INPUT DATA:
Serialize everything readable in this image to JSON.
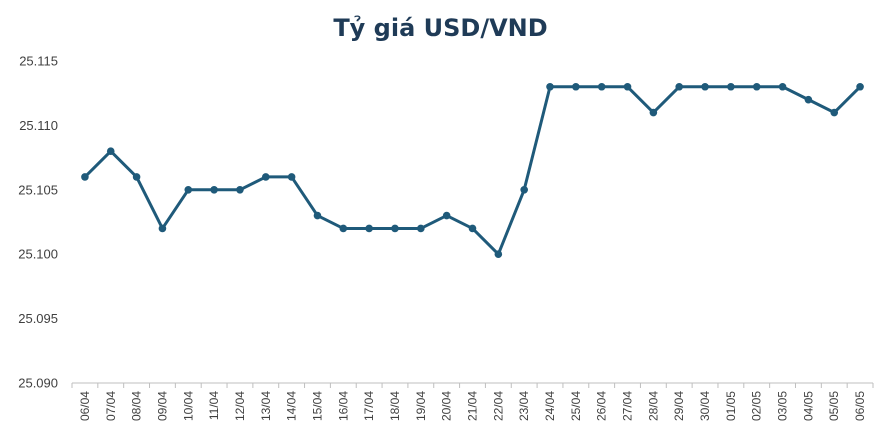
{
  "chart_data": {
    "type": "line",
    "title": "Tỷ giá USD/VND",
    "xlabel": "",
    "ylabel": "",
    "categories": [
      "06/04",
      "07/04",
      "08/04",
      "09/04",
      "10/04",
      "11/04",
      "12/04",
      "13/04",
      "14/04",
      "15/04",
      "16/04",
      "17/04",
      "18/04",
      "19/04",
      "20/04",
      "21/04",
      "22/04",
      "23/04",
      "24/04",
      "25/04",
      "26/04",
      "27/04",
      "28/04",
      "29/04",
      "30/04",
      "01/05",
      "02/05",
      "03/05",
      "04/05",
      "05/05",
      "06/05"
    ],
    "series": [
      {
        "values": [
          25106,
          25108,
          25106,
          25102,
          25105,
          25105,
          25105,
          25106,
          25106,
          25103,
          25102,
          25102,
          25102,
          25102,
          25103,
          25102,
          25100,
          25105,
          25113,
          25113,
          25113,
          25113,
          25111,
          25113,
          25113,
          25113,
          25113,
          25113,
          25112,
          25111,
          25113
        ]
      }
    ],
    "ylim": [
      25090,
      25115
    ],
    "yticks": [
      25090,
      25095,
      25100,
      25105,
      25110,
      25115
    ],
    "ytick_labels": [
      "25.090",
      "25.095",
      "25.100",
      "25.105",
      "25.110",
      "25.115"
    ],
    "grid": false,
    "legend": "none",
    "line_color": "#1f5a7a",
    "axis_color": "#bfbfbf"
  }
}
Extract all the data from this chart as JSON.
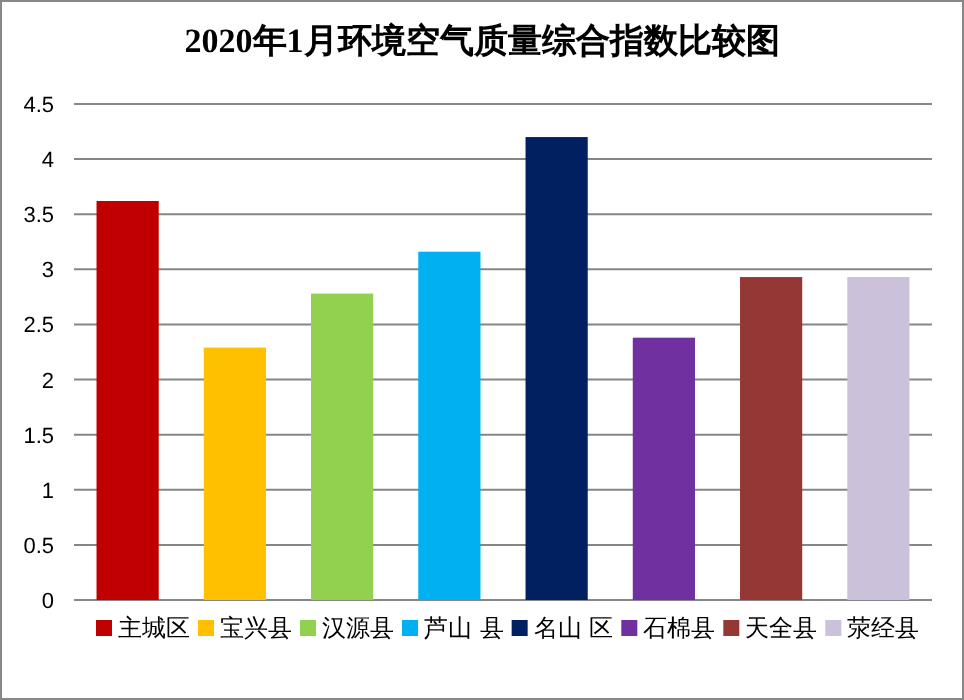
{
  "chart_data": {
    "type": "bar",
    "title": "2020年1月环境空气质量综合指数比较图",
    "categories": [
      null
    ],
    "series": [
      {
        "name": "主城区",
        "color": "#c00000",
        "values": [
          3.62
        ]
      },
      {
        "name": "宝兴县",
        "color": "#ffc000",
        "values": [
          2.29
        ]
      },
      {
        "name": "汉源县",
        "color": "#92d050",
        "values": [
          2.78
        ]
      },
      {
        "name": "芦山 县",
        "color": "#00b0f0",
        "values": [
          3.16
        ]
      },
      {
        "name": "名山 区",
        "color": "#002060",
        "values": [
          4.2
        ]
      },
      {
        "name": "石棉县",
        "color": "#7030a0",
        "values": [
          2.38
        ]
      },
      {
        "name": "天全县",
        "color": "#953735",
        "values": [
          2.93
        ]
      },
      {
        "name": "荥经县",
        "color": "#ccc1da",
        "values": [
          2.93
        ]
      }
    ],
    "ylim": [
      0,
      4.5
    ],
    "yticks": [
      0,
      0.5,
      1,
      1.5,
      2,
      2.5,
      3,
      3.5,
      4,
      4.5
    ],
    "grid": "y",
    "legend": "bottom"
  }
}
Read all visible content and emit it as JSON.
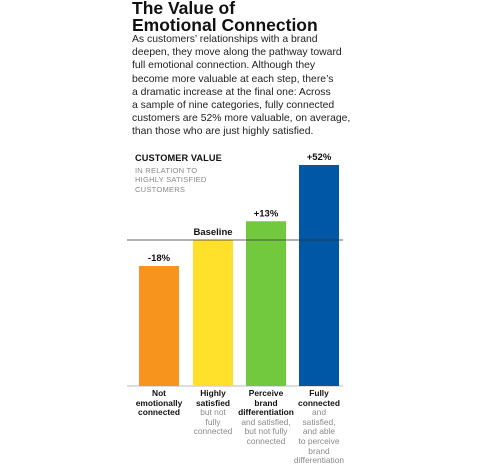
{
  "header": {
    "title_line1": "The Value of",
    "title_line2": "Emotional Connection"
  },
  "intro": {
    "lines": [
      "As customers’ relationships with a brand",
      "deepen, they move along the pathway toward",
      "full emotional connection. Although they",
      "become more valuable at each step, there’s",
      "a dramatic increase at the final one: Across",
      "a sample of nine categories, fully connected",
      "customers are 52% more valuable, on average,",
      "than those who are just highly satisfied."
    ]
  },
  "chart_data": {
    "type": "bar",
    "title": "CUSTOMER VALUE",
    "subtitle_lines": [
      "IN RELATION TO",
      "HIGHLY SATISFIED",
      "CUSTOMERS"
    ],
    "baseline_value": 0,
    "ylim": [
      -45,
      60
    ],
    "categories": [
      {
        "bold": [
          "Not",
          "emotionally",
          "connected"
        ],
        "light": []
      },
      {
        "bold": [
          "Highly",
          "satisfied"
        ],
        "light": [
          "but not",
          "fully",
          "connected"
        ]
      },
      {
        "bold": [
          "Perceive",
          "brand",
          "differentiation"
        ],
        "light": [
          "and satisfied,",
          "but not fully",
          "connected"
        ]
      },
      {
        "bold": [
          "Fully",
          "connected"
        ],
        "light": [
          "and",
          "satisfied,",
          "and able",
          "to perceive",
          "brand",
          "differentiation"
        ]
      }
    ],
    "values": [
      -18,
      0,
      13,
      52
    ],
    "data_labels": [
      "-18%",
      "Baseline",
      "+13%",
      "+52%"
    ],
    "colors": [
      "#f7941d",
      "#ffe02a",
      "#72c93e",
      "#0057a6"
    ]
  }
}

YOUR INSTRUCTIONS: Transcribe the material exactly, and leave out whatever pictures it holds.

COMPLETE RESPONSE:
Serialize everything readable in this image to JSON.
{
  "chart_data": {
    "type": "line",
    "title": "Tỷ giá USD/VND",
    "xlabel": "",
    "ylabel": "",
    "categories": [
      "06/04",
      "07/04",
      "08/04",
      "09/04",
      "10/04",
      "11/04",
      "12/04",
      "13/04",
      "14/04",
      "15/04",
      "16/04",
      "17/04",
      "18/04",
      "19/04",
      "20/04",
      "21/04",
      "22/04",
      "23/04",
      "24/04",
      "25/04",
      "26/04",
      "27/04",
      "28/04",
      "29/04",
      "30/04",
      "01/05",
      "02/05",
      "03/05",
      "04/05",
      "05/05",
      "06/05"
    ],
    "series": [
      {
        "values": [
          25106,
          25108,
          25106,
          25102,
          25105,
          25105,
          25105,
          25106,
          25106,
          25103,
          25102,
          25102,
          25102,
          25102,
          25103,
          25102,
          25100,
          25105,
          25113,
          25113,
          25113,
          25113,
          25111,
          25113,
          25113,
          25113,
          25113,
          25113,
          25112,
          25111,
          25113
        ]
      }
    ],
    "ylim": [
      25090,
      25115
    ],
    "yticks": [
      25090,
      25095,
      25100,
      25105,
      25110,
      25115
    ],
    "ytick_labels": [
      "25.090",
      "25.095",
      "25.100",
      "25.105",
      "25.110",
      "25.115"
    ],
    "grid": false,
    "legend": "none",
    "line_color": "#1f5a7a",
    "axis_color": "#bfbfbf"
  }
}
Extract all the data from this chart as JSON.
{
  "chart_data": {
    "type": "bar",
    "title": "2020年1月环境空气质量综合指数比较图",
    "categories": [
      null
    ],
    "series": [
      {
        "name": "主城区",
        "color": "#c00000",
        "values": [
          3.62
        ]
      },
      {
        "name": "宝兴县",
        "color": "#ffc000",
        "values": [
          2.29
        ]
      },
      {
        "name": "汉源县",
        "color": "#92d050",
        "values": [
          2.78
        ]
      },
      {
        "name": "芦山 县",
        "color": "#00b0f0",
        "values": [
          3.16
        ]
      },
      {
        "name": "名山 区",
        "color": "#002060",
        "values": [
          4.2
        ]
      },
      {
        "name": "石棉县",
        "color": "#7030a0",
        "values": [
          2.38
        ]
      },
      {
        "name": "天全县",
        "color": "#953735",
        "values": [
          2.93
        ]
      },
      {
        "name": "荥经县",
        "color": "#ccc1da",
        "values": [
          2.93
        ]
      }
    ],
    "ylim": [
      0,
      4.5
    ],
    "yticks": [
      0,
      0.5,
      1,
      1.5,
      2,
      2.5,
      3,
      3.5,
      4,
      4.5
    ],
    "grid": "y",
    "legend": "bottom"
  }
}
Read all visible content and emit it as JSON.
{
  "header": {
    "title_line1": "The Value of",
    "title_line2": "Emotional Connection"
  },
  "intro": {
    "lines": [
      "As customers’ relationships with a brand",
      "deepen, they move along the pathway toward",
      "full emotional connection. Although they",
      "become more valuable at each step, there’s",
      "a dramatic increase at the final one: Across",
      "a sample of nine categories, fully connected",
      "customers are 52% more valuable, on average,",
      "than those who are just highly satisfied."
    ]
  },
  "chart_data": {
    "type": "bar",
    "title": "CUSTOMER VALUE",
    "subtitle_lines": [
      "IN RELATION TO",
      "HIGHLY SATISFIED",
      "CUSTOMERS"
    ],
    "baseline_value": 0,
    "ylim": [
      -45,
      60
    ],
    "categories": [
      {
        "bold": [
          "Not",
          "emotionally",
          "connected"
        ],
        "light": []
      },
      {
        "bold": [
          "Highly",
          "satisfied"
        ],
        "light": [
          "but not",
          "fully",
          "connected"
        ]
      },
      {
        "bold": [
          "Perceive",
          "brand",
          "differentiation"
        ],
        "light": [
          "and satisfied,",
          "but not fully",
          "connected"
        ]
      },
      {
        "bold": [
          "Fully",
          "connected"
        ],
        "light": [
          "and",
          "satisfied,",
          "and able",
          "to perceive",
          "brand",
          "differentiation"
        ]
      }
    ],
    "values": [
      -18,
      0,
      13,
      52
    ],
    "data_labels": [
      "-18%",
      "Baseline",
      "+13%",
      "+52%"
    ],
    "colors": [
      "#f7941d",
      "#ffe02a",
      "#72c93e",
      "#0057a6"
    ]
  }
}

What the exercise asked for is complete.